Task to carry out: Repeat what the lines below say, word for word, and skip every image.

(Items listed in a dataset)

══════

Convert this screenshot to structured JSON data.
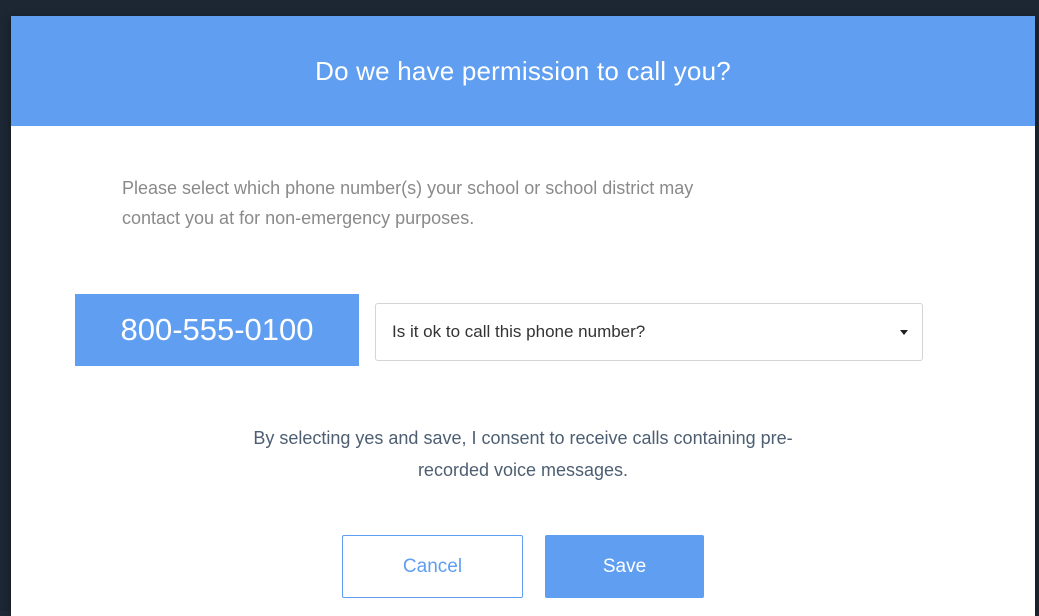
{
  "dialog": {
    "title": "Do we have permission to call you?",
    "intro_line1": "Please select which phone number(s) your school or school district may",
    "intro_line2": "contact you at for non-emergency purposes.",
    "phone_number": "800-555-0100",
    "call_permission_select": {
      "selected": "Is it ok to call this phone number?",
      "icon": "caret-down-icon"
    },
    "consent_line1": "By selecting yes and save, I consent to receive calls containing pre-",
    "consent_line2": "recorded voice messages.",
    "buttons": {
      "cancel_label": "Cancel",
      "save_label": "Save"
    }
  },
  "colors": {
    "accent": "#5f9ef0",
    "intro_text": "#8a8a8a",
    "consent_text": "#4d5e72",
    "backdrop": "#1c2733"
  }
}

══════

Completed exercise:
Convert this screenshot to structured JSON data.
{
  "dialog": {
    "title": "Do we have permission to call you?",
    "intro_line1": "Please select which phone number(s) your school or school district may",
    "intro_line2": "contact you at for non-emergency purposes.",
    "phone_number": "800-555-0100",
    "call_permission_select": {
      "selected": "Is it ok to call this phone number?",
      "icon": "caret-down-icon"
    },
    "consent_line1": "By selecting yes and save, I consent to receive calls containing pre-",
    "consent_line2": "recorded voice messages.",
    "buttons": {
      "cancel_label": "Cancel",
      "save_label": "Save"
    }
  },
  "colors": {
    "accent": "#5f9ef0",
    "intro_text": "#8a8a8a",
    "consent_text": "#4d5e72",
    "backdrop": "#1c2733"
  }
}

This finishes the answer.